## Problem details:
Only lines holding the word "Texture" should be copied from the material.

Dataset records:
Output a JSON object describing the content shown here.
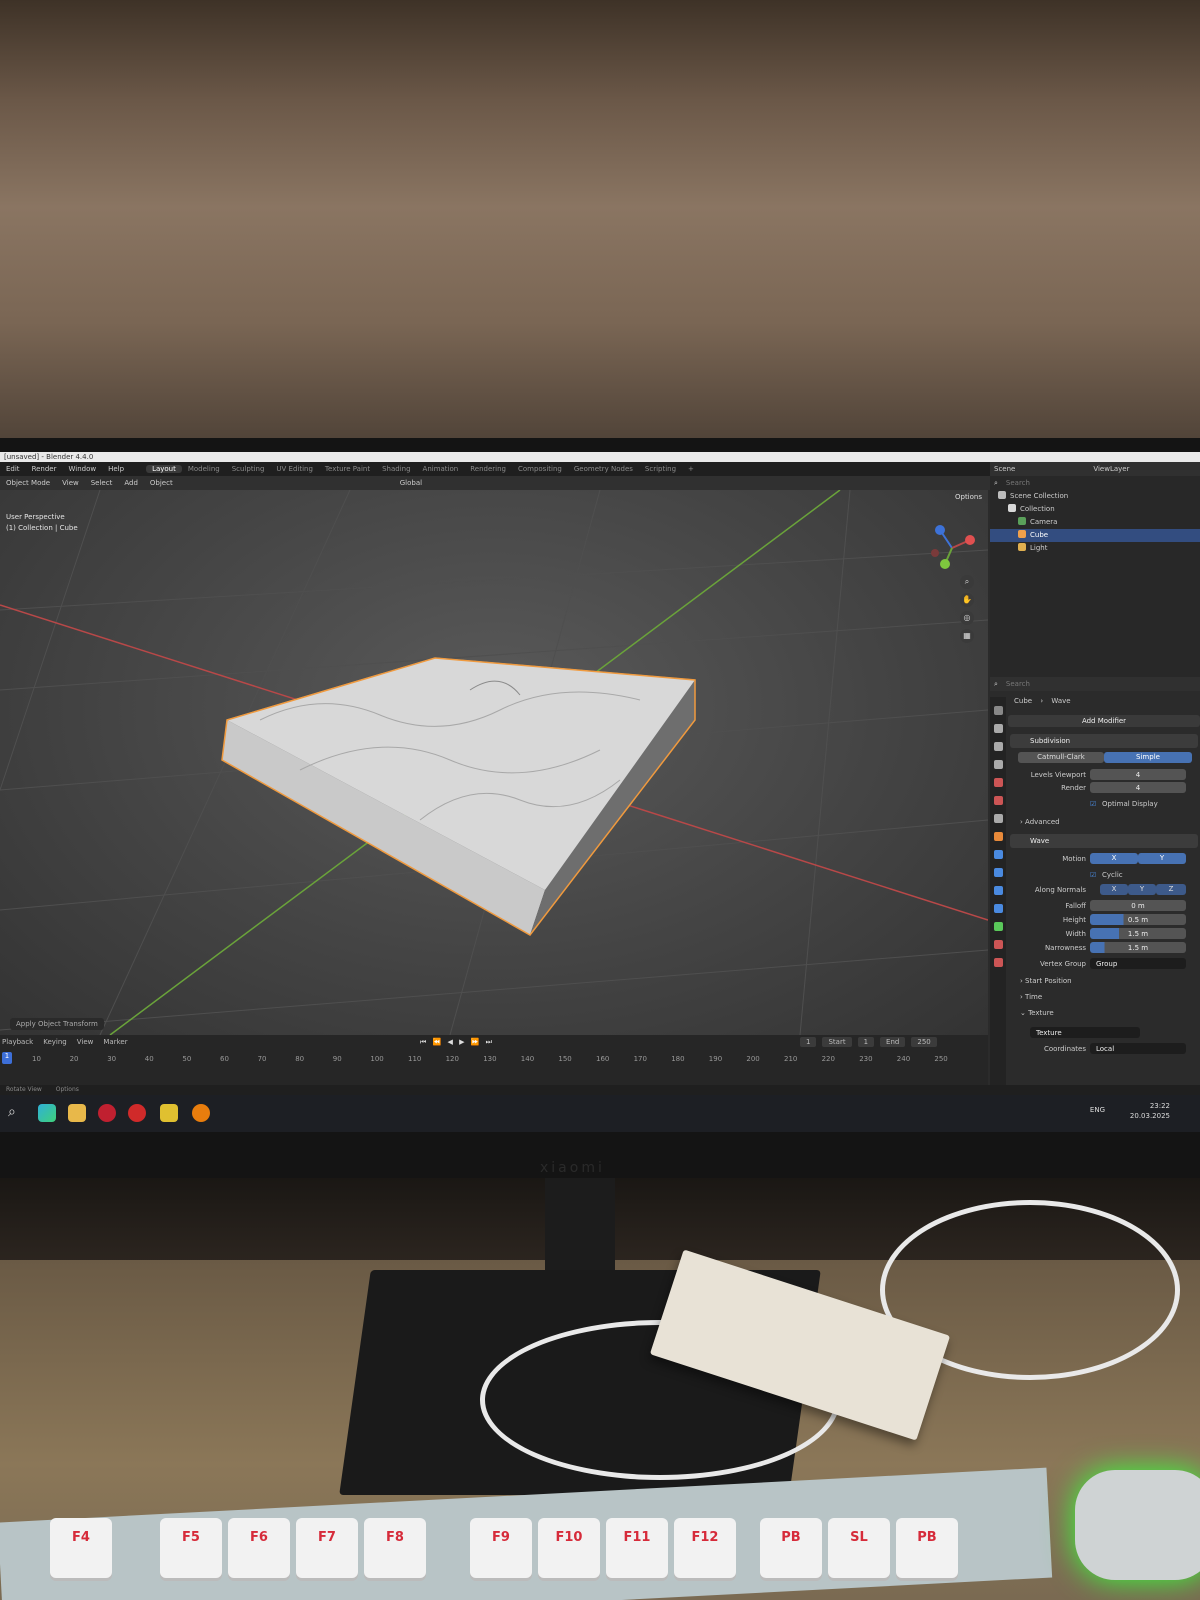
{
  "window": {
    "title": "[unsaved] - Blender 4.4.0",
    "version_corner": "4.4.0"
  },
  "menu": [
    "Edit",
    "Render",
    "Window",
    "Help"
  ],
  "workspaces": [
    {
      "label": "Layout",
      "active": true
    },
    {
      "label": "Modeling",
      "active": false
    },
    {
      "label": "Sculpting",
      "active": false
    },
    {
      "label": "UV Editing",
      "active": false
    },
    {
      "label": "Texture Paint",
      "active": false
    },
    {
      "label": "Shading",
      "active": false
    },
    {
      "label": "Animation",
      "active": false
    },
    {
      "label": "Rendering",
      "active": false
    },
    {
      "label": "Compositing",
      "active": false
    },
    {
      "label": "Geometry Nodes",
      "active": false
    },
    {
      "label": "Scripting",
      "active": false
    },
    {
      "label": "+",
      "active": false
    }
  ],
  "header3d": {
    "mode": "Object Mode",
    "view": "View",
    "select": "Select",
    "add": "Add",
    "object": "Object",
    "orientation": "Global",
    "options": "Options"
  },
  "viewport": {
    "perspective": "User Perspective",
    "context": "(1) Collection | Cube",
    "operator_panel": "Apply Object Transform"
  },
  "timeline": {
    "menus": [
      "Playback",
      "Keying",
      "View",
      "Marker"
    ],
    "current_frame": "1",
    "start_label": "Start",
    "start": "1",
    "end_label": "End",
    "end": "250",
    "ticks": [
      "10",
      "20",
      "30",
      "40",
      "50",
      "60",
      "70",
      "80",
      "90",
      "100",
      "110",
      "120",
      "130",
      "140",
      "150",
      "160",
      "170",
      "180",
      "190",
      "200",
      "210",
      "220",
      "230",
      "240",
      "250"
    ],
    "cursor": "1"
  },
  "statusbar": [
    "Rotate View",
    "Options"
  ],
  "outliner": {
    "scene_label": "Scene",
    "viewlayer_label": "ViewLayer",
    "search_placeholder": "Search",
    "items": [
      {
        "label": "Scene Collection",
        "indent": 0,
        "selected": false,
        "color": "#bdbdbd"
      },
      {
        "label": "Collection",
        "indent": 1,
        "selected": false,
        "color": "#d9d9d9"
      },
      {
        "label": "Camera",
        "indent": 2,
        "selected": false,
        "color": "#5aa05a"
      },
      {
        "label": "Cube",
        "indent": 2,
        "selected": true,
        "color": "#f0a04a"
      },
      {
        "label": "Light",
        "indent": 2,
        "selected": false,
        "color": "#e0b050"
      }
    ]
  },
  "properties": {
    "search_placeholder": "Search",
    "breadcrumb_object": "Cube",
    "breadcrumb_modifier": "Wave",
    "add_modifier": "Add Modifier",
    "subdivision": {
      "name": "Subdivision",
      "type_a": "Catmull-Clark",
      "type_b": "Simple",
      "levels_label": "Levels Viewport",
      "levels": "4",
      "render_label": "Render",
      "render": "4",
      "optimal_display": "Optimal Display",
      "advanced": "Advanced"
    },
    "wave": {
      "name": "Wave",
      "motion_label": "Motion",
      "x": "X",
      "y": "Y",
      "cyclic": "Cyclic",
      "along_normals_label": "Along Normals",
      "nx": "X",
      "ny": "Y",
      "nz": "Z",
      "falloff_label": "Falloff",
      "falloff": "0 m",
      "height_label": "Height",
      "height": "0.5 m",
      "height_fill": 0.35,
      "width_label": "Width",
      "width": "1.5 m",
      "width_fill": 0.3,
      "narrowness_label": "Narrowness",
      "narrowness": "1.5 m",
      "narrowness_fill": 0.15,
      "vertex_group_label": "Vertex Group",
      "vertex_group": "Group",
      "start_position": "Start Position",
      "time": "Time",
      "texture_section": "Texture",
      "texture_label": "Texture",
      "coordinates_label": "Coordinates",
      "coordinates": "Local"
    }
  },
  "taskbar": {
    "lang": "ENG",
    "time": "23:22",
    "date": "20.03.2025"
  },
  "monitor_brand": "xiaomi",
  "keyboard_keys": [
    "F4",
    "F5",
    "F6",
    "F7",
    "F8",
    "F9",
    "F10",
    "F11",
    "F12",
    "PB",
    "SL",
    "PB"
  ],
  "colors": {
    "accent": "#4772b3",
    "selection_outline": "#f09a3e",
    "x_axis": "#b84848",
    "y_axis": "#6aa33a"
  }
}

## Right answer:
      "label": "Texture Paint",
      "texture_section": "Texture",
      "texture_label": "Texture",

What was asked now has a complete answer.